Stated task: Copy out all lines carrying the word "Teniente".
[Start of Records]
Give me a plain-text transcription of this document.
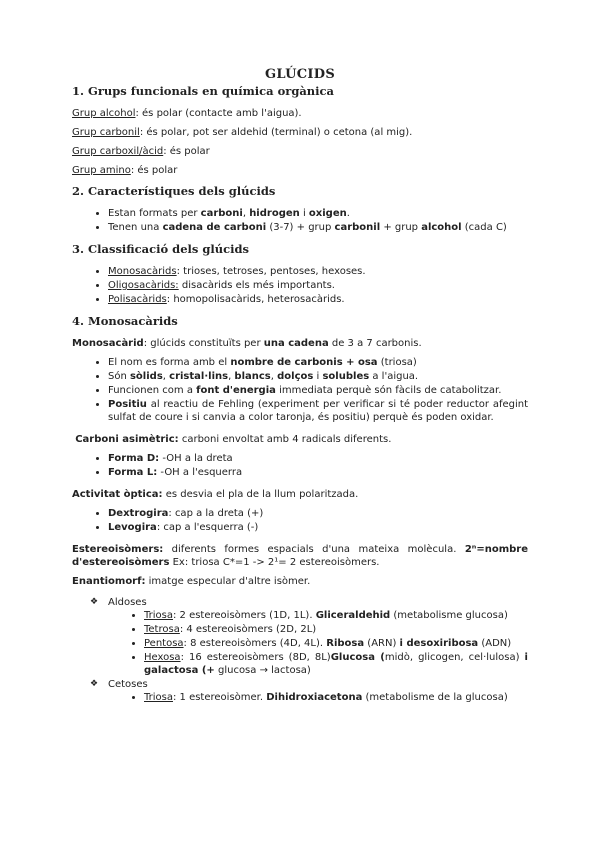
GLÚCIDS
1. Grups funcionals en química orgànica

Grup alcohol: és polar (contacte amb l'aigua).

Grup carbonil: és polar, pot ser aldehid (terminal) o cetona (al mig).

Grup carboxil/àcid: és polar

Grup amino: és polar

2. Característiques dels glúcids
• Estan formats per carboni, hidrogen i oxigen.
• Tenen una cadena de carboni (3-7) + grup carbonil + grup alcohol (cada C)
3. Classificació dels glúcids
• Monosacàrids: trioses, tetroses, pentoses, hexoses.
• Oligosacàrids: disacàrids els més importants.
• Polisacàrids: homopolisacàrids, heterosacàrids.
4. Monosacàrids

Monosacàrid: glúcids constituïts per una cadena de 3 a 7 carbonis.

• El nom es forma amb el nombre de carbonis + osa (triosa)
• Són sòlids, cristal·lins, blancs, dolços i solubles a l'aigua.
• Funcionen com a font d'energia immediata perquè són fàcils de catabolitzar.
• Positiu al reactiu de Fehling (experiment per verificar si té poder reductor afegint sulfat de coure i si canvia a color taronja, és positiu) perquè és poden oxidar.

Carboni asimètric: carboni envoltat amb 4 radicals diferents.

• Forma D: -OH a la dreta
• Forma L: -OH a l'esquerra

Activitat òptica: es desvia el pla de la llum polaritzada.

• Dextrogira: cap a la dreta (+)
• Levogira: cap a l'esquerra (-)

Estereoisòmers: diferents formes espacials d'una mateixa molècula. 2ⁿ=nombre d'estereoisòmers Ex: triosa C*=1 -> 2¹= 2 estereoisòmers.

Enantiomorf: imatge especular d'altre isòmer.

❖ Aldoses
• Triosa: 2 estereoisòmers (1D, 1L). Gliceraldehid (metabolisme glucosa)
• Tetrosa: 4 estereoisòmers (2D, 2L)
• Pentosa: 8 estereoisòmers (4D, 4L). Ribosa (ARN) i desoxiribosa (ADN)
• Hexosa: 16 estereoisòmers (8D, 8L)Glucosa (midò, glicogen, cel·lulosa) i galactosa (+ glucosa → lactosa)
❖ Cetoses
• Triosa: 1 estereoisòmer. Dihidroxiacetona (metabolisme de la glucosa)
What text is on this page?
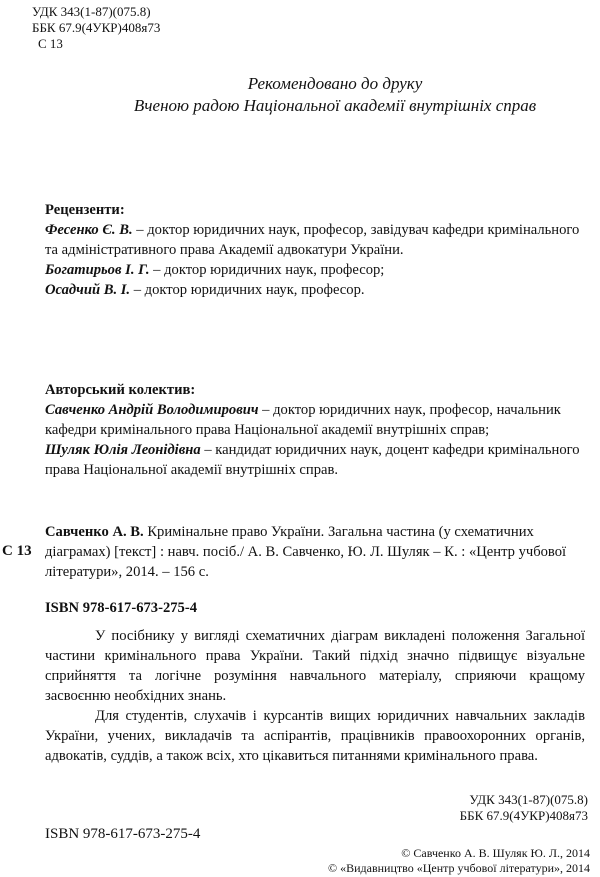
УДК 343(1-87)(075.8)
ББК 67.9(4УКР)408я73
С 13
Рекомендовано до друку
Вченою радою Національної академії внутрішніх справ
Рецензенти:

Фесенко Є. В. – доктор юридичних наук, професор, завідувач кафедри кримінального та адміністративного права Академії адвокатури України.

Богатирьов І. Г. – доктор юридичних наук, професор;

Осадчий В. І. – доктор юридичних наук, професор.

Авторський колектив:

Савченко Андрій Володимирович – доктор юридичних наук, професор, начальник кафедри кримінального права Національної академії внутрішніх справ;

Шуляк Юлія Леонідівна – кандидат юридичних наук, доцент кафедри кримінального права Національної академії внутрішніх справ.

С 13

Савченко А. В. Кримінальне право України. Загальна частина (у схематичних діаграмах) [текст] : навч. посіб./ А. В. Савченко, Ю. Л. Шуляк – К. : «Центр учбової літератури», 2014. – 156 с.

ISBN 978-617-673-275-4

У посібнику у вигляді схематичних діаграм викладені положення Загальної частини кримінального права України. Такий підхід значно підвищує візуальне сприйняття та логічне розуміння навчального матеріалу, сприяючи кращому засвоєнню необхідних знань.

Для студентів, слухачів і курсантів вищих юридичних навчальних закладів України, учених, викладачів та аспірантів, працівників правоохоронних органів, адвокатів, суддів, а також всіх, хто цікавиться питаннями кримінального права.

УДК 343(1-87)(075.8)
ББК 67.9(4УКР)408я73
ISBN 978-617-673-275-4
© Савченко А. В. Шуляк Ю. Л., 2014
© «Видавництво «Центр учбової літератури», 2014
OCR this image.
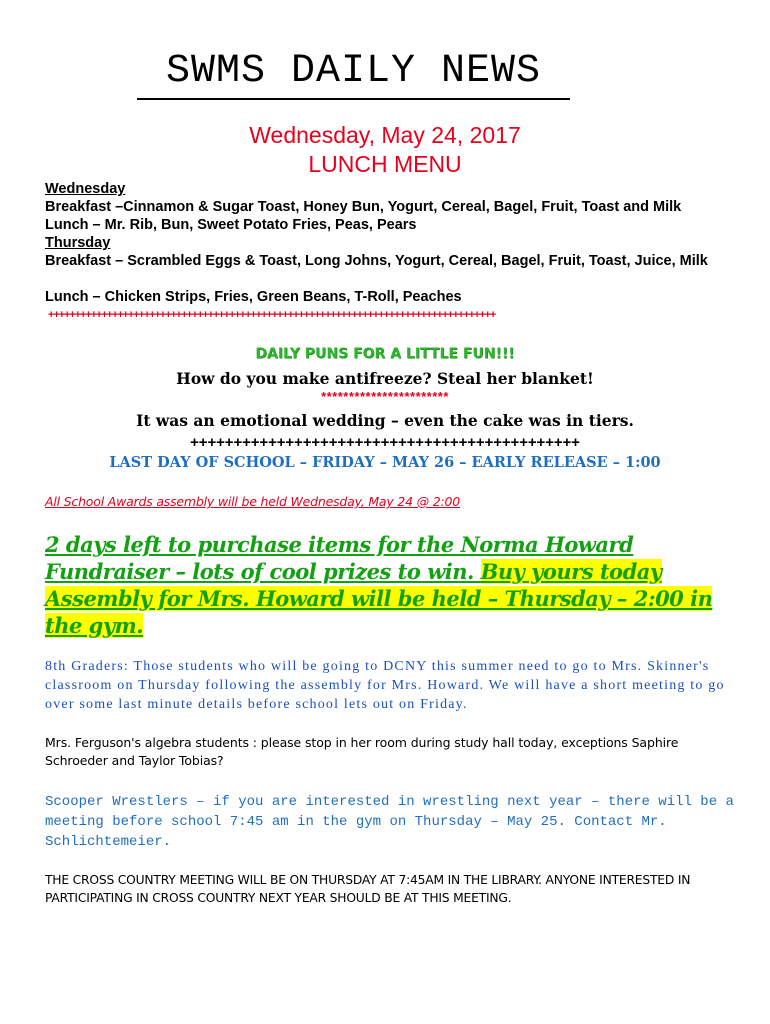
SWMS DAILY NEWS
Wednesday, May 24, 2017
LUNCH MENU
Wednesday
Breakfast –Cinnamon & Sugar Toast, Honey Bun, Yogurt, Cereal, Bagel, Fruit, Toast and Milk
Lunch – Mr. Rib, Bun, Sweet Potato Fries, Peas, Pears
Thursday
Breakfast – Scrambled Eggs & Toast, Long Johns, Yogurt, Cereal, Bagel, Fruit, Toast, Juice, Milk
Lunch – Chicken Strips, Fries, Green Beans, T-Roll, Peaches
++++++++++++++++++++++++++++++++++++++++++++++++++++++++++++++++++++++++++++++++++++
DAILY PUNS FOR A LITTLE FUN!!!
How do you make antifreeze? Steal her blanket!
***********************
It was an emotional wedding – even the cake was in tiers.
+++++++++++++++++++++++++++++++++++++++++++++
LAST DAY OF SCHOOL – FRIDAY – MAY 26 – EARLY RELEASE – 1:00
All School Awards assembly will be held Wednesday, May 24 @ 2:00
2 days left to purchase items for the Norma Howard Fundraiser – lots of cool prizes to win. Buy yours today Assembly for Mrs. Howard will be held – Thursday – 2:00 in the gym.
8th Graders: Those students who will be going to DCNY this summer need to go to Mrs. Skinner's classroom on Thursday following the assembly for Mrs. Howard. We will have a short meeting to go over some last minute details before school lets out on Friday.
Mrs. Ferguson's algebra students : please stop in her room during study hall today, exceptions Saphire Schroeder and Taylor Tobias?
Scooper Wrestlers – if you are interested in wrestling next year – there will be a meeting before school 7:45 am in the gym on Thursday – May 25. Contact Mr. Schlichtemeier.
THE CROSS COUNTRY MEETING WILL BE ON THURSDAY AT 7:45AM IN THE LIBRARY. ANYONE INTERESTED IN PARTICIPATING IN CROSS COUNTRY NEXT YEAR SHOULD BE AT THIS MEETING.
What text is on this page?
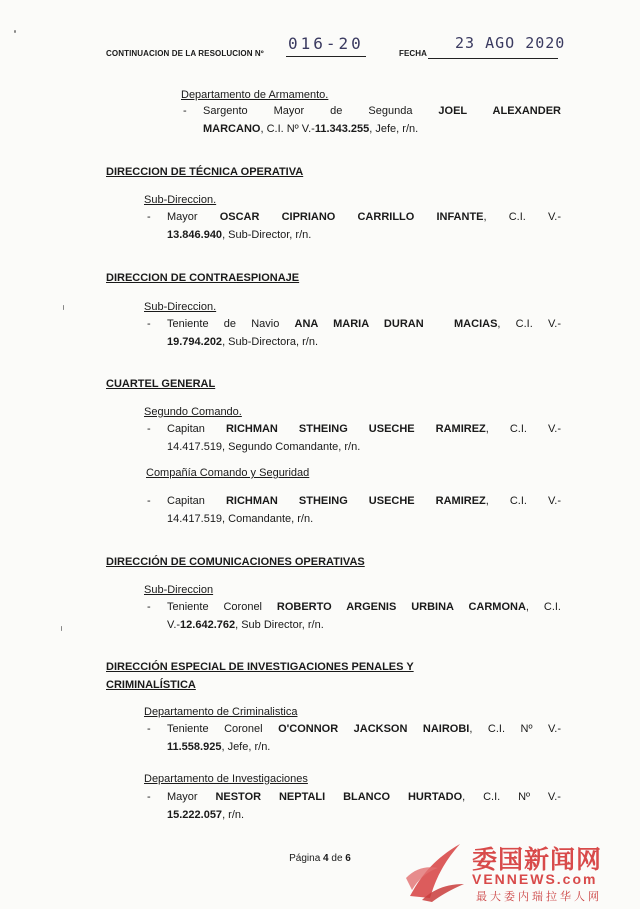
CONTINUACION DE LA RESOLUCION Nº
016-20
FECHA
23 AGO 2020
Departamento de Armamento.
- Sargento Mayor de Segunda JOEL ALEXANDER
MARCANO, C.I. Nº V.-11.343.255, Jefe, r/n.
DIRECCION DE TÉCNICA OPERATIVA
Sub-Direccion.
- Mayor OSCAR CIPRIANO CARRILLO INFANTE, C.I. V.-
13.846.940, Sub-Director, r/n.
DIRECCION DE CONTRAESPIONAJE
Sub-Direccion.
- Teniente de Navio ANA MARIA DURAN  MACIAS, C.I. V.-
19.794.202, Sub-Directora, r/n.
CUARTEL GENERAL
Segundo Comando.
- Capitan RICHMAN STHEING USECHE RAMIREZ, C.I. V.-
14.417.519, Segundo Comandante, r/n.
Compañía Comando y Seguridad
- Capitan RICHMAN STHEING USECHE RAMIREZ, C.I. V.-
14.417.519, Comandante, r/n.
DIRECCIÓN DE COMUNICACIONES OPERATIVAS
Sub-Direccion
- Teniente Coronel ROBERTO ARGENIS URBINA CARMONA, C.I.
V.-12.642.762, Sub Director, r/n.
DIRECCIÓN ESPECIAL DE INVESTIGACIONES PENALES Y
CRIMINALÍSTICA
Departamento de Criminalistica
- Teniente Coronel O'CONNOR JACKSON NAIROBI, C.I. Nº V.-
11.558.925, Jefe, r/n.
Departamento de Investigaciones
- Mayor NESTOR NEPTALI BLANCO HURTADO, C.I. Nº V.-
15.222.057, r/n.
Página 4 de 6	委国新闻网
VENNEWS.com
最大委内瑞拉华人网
[End of Records]
Solution for this exercise:
- Teniente de Navio ANA MARIA DURAN  MACIAS, C.I. V.-
- Teniente Coronel ROBERTO ARGENIS URBINA CARMONA, C.I.
- Teniente Coronel O'CONNOR JACKSON NAIROBI, C.I. Nº V.-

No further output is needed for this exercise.